Given problem:
Extract all lines containing "Spannung".

Supplied records:
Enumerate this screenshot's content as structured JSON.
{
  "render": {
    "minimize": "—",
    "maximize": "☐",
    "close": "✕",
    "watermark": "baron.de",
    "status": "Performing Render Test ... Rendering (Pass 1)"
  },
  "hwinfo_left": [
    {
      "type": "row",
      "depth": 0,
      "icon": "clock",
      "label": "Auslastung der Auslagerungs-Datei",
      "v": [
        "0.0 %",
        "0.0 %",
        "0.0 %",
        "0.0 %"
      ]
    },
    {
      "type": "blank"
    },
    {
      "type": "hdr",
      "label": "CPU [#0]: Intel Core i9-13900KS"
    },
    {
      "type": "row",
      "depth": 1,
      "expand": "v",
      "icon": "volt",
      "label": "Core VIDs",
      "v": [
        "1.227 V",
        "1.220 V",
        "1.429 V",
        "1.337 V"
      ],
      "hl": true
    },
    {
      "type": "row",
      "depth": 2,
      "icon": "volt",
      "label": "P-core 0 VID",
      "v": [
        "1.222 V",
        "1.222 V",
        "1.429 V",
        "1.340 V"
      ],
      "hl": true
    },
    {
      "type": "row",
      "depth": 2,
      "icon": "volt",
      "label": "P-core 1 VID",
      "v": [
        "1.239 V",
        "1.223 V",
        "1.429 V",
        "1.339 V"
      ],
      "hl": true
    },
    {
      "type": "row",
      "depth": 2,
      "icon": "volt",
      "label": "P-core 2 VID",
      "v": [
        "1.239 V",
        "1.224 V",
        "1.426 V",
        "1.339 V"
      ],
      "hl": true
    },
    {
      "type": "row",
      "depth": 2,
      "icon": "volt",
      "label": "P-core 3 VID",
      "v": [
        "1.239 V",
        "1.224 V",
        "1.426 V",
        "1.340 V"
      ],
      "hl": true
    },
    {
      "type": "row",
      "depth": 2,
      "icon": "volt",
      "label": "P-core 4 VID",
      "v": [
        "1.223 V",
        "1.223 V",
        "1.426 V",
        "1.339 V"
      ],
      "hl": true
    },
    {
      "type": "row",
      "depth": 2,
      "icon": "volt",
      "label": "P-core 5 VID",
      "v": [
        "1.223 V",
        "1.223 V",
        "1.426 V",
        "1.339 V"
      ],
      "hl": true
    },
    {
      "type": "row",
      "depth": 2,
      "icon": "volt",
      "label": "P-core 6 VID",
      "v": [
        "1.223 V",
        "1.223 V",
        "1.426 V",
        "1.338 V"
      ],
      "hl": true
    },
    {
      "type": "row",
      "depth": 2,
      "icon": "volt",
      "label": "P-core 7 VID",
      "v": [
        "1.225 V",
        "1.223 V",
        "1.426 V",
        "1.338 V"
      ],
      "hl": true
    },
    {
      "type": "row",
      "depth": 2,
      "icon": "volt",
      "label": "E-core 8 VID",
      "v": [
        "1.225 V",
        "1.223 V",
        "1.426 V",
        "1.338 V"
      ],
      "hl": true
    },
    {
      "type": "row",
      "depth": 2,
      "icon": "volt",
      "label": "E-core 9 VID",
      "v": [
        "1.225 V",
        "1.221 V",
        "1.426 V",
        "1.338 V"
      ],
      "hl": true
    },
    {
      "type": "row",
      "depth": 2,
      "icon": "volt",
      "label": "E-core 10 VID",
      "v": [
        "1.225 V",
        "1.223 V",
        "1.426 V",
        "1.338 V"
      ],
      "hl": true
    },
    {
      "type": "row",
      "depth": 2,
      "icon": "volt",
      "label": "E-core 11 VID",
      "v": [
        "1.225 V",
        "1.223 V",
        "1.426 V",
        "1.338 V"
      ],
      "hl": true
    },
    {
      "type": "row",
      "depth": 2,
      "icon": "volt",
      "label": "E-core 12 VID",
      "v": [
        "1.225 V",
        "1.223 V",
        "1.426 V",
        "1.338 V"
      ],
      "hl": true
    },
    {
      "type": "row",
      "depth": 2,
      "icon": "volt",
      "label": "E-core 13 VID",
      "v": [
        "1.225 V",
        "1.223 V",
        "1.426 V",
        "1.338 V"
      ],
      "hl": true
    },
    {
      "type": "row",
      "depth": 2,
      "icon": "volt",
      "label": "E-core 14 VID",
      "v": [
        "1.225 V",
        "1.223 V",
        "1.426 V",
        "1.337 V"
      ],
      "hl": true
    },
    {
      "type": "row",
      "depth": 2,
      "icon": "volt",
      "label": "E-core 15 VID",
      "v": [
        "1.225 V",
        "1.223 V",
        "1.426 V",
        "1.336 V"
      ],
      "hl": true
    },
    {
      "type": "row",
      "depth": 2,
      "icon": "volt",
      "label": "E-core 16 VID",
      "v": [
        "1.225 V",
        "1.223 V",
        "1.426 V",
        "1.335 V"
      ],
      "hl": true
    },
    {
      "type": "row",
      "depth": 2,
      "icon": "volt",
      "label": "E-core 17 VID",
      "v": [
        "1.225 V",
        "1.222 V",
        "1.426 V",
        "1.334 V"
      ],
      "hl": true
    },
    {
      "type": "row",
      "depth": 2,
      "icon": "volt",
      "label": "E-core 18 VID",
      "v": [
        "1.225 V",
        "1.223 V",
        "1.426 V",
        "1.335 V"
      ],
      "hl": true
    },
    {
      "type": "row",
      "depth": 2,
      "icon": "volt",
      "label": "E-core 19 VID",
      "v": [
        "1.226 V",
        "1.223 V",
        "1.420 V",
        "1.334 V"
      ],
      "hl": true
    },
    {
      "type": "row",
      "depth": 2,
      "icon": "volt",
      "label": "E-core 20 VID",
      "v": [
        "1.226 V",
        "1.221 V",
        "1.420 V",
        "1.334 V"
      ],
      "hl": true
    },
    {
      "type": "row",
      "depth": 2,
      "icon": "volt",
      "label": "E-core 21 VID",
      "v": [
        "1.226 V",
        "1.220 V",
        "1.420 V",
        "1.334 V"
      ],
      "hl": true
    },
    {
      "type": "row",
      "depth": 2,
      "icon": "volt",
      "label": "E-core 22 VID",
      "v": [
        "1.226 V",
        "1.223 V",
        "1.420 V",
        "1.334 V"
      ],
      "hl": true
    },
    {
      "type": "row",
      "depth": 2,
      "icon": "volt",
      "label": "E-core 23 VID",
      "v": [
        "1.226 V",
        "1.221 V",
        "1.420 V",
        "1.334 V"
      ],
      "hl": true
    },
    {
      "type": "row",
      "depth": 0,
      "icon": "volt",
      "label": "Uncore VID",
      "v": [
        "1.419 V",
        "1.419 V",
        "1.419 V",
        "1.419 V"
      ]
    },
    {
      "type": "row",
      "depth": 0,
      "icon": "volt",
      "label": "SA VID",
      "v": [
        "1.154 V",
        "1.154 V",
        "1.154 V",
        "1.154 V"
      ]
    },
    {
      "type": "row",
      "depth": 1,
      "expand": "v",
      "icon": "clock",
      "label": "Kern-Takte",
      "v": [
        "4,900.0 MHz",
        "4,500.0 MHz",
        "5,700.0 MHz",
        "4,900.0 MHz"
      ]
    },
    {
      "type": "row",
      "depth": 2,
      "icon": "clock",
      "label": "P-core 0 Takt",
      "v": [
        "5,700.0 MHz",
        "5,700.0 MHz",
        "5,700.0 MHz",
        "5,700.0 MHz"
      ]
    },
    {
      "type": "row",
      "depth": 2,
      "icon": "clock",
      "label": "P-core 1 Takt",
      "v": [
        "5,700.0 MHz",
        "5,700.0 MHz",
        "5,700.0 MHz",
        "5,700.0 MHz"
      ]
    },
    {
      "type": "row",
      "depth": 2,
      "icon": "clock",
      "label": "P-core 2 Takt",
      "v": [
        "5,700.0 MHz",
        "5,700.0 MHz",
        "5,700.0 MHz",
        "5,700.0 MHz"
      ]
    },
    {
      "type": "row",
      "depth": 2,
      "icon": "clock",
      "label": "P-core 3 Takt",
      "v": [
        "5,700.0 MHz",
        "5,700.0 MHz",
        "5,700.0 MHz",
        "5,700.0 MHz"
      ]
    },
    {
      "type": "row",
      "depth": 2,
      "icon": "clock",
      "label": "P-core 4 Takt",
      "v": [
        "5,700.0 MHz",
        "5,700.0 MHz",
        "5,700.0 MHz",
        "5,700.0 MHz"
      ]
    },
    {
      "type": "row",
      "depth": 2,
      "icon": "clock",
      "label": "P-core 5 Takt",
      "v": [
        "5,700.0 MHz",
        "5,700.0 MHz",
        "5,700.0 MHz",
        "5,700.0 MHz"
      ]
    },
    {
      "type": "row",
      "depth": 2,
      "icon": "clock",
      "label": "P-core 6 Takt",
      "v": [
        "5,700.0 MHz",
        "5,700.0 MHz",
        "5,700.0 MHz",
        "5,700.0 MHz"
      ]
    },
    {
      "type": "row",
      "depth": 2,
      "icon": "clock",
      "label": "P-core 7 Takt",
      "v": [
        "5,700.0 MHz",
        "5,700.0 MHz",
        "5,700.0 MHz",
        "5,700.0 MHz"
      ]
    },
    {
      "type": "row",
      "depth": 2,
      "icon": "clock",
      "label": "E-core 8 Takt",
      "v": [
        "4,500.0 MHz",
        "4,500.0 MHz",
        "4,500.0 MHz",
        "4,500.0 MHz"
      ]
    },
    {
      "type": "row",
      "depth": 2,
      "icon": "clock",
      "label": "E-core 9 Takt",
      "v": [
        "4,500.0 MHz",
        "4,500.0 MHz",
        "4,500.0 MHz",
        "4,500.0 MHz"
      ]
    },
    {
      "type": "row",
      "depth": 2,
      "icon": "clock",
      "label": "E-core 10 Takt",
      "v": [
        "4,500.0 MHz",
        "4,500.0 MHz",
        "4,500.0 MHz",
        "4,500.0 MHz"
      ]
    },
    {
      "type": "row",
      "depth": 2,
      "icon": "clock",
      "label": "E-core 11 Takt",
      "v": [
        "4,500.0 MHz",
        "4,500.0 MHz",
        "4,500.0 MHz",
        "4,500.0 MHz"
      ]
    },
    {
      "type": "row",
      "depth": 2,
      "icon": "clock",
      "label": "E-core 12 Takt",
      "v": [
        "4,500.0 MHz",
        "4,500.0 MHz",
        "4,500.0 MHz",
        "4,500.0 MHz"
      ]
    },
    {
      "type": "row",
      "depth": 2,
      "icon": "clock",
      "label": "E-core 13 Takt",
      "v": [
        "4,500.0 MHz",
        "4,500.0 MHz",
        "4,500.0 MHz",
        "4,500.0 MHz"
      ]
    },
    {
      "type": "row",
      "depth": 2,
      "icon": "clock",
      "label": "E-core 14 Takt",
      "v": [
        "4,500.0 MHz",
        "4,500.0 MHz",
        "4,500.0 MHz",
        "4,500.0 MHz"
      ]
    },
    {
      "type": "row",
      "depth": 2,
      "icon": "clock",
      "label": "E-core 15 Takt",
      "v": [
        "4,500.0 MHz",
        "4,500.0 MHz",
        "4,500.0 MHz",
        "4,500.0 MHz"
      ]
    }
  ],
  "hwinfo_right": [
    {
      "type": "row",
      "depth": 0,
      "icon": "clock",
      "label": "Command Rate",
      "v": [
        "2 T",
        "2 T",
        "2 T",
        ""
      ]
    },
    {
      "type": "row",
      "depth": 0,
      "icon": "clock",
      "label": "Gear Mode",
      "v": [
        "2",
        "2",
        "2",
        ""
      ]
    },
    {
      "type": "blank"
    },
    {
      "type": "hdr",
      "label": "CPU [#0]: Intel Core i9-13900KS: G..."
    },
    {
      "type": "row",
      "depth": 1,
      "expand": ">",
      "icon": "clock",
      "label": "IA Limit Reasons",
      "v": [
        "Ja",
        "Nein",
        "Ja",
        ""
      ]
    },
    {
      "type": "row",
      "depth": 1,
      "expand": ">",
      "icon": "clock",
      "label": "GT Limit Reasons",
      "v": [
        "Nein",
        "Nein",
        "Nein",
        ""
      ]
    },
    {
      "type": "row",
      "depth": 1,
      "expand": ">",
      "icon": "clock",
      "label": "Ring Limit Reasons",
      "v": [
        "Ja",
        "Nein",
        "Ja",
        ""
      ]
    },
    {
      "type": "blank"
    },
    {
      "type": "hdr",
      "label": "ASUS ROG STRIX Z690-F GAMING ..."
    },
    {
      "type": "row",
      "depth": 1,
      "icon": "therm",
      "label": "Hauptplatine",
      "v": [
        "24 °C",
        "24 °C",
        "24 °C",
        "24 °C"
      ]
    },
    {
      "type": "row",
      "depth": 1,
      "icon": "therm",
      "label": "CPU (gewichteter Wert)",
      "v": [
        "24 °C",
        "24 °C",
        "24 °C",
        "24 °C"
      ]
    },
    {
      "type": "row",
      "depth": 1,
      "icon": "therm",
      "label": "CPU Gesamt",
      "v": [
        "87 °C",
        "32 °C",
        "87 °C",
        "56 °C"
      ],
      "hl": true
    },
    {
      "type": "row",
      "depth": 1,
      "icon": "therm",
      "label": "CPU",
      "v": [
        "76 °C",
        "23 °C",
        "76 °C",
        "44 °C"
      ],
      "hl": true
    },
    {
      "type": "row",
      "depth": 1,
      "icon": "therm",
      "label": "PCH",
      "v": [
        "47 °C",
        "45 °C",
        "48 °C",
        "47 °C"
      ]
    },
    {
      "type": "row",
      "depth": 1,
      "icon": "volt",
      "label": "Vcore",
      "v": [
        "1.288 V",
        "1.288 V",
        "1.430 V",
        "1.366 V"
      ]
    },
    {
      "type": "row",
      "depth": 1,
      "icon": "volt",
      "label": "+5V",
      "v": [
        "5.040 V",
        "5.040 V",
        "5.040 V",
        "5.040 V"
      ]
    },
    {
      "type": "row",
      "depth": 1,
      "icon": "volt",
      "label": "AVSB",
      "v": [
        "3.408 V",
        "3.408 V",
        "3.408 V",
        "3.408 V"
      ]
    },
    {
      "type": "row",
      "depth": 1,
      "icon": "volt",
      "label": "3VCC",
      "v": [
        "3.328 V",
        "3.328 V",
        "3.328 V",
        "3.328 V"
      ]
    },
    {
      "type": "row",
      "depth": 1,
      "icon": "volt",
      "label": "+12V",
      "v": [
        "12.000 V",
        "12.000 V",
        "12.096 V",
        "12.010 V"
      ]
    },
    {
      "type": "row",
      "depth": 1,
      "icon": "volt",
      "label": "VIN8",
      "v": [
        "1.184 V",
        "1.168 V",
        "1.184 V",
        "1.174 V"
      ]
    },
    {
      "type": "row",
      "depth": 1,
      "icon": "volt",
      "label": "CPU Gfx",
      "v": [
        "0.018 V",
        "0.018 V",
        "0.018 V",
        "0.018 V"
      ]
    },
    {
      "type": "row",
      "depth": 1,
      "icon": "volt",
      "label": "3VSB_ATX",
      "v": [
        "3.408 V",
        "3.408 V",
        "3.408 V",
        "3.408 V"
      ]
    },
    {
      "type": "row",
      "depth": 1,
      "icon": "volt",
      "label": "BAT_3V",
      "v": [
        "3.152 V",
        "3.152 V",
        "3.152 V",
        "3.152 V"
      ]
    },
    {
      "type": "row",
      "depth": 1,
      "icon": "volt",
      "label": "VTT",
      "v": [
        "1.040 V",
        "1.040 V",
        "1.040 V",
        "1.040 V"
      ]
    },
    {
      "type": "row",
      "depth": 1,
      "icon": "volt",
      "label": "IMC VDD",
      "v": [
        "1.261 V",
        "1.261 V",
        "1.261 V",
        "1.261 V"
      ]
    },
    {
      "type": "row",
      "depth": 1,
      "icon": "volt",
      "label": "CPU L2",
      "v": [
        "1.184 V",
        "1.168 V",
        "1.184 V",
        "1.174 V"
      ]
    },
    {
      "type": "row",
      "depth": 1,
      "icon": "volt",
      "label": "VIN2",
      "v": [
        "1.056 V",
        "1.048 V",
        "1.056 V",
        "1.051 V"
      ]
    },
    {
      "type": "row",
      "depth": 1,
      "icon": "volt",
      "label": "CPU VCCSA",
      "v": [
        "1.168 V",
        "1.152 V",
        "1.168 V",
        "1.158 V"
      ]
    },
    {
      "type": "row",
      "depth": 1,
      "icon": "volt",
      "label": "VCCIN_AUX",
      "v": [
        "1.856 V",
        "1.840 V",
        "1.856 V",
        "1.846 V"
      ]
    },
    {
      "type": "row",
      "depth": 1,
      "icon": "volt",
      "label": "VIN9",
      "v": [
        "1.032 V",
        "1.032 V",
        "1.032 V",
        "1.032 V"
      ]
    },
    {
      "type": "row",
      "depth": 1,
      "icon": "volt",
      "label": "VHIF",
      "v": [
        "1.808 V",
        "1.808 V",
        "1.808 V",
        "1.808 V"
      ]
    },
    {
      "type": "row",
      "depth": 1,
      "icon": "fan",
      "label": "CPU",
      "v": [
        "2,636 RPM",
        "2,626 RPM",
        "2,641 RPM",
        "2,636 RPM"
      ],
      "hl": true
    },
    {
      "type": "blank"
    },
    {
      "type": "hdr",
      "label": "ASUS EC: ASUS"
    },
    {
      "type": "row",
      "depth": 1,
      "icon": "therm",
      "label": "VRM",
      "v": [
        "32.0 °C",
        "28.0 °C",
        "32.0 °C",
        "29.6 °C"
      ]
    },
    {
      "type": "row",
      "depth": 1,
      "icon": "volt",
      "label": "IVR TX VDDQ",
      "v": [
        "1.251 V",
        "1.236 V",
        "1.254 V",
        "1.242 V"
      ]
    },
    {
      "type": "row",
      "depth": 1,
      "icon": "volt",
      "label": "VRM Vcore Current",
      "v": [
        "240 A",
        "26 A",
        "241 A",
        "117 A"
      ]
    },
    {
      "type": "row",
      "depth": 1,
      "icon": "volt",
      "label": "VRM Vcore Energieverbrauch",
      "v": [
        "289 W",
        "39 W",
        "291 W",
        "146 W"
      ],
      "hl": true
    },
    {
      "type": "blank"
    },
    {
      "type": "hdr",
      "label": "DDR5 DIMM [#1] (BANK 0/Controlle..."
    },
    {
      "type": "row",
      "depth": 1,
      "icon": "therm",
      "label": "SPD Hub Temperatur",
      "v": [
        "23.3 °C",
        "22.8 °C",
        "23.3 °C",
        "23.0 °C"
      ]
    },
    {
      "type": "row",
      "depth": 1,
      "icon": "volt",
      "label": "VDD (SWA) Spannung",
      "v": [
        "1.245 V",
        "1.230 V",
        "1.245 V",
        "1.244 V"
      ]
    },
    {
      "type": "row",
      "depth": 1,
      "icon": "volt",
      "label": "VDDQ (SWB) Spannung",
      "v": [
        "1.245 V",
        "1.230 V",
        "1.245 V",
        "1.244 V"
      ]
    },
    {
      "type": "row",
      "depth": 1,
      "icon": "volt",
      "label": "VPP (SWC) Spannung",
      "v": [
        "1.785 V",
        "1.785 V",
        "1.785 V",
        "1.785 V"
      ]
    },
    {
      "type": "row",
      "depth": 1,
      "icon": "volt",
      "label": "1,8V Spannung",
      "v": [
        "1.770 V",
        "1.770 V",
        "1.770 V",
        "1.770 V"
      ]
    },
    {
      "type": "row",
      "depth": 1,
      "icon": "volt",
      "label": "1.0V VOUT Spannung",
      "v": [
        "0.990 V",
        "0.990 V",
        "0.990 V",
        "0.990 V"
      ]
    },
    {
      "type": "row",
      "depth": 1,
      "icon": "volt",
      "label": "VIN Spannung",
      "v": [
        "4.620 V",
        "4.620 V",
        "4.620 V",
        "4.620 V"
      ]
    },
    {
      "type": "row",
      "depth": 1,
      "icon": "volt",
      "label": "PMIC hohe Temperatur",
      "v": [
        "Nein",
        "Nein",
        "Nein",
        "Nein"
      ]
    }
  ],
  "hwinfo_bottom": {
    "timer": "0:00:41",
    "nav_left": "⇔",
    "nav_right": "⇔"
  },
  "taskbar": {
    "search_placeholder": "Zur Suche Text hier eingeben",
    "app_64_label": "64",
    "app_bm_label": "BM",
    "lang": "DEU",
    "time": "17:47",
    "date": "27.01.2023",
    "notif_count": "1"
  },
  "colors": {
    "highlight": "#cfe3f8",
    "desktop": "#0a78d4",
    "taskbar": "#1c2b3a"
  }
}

Written solution:
      "label": "VDD (SWA) Spannung",
      "label": "VDDQ (SWB) Spannung",
      "label": "VPP (SWC) Spannung",
      "label": "1,8V Spannung",
      "label": "1.0V VOUT Spannung",
      "label": "VIN Spannung",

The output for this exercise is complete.